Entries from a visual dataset
<<<<

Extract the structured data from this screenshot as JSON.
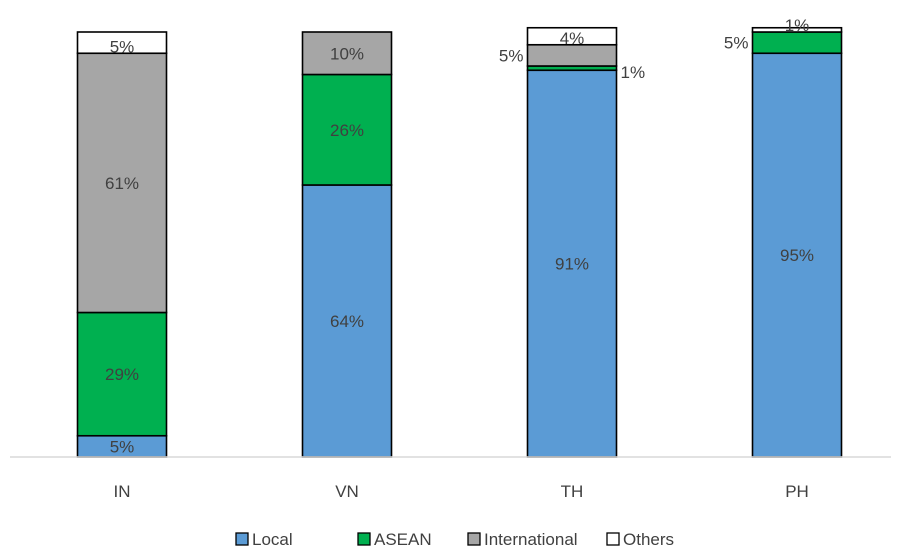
{
  "chart_data": {
    "type": "bar",
    "stacked": true,
    "categories": [
      "IN",
      "VN",
      "TH",
      "PH"
    ],
    "series": [
      {
        "name": "Local",
        "color": "#5b9bd5",
        "values": [
          5,
          64,
          91,
          95
        ],
        "labels": [
          "5%",
          "64%",
          "91%",
          "95%"
        ]
      },
      {
        "name": "ASEAN",
        "color": "#00b050",
        "values": [
          29,
          26,
          1,
          5
        ],
        "labels": [
          "29%",
          "26%",
          "1%",
          "5%"
        ]
      },
      {
        "name": "International",
        "color": "#a6a6a6",
        "values": [
          61,
          10,
          5,
          0
        ],
        "labels": [
          "61%",
          "10%",
          "5%",
          ""
        ]
      },
      {
        "name": "Others",
        "color": "#ffffff",
        "values": [
          5,
          0,
          4,
          1
        ],
        "labels": [
          "5%",
          "",
          "4%",
          "1%"
        ]
      }
    ],
    "ylim": [
      0,
      100
    ],
    "grid": false,
    "legend_position": "bottom"
  }
}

>>>>

• **EXERCISE**:
Go through the entries above and copy every line containing "name".

• **ANSWER TO THIS TASK**:
        "name": "Local",
        "name": "ASEAN",
        "name": "International",
        "name": "Others",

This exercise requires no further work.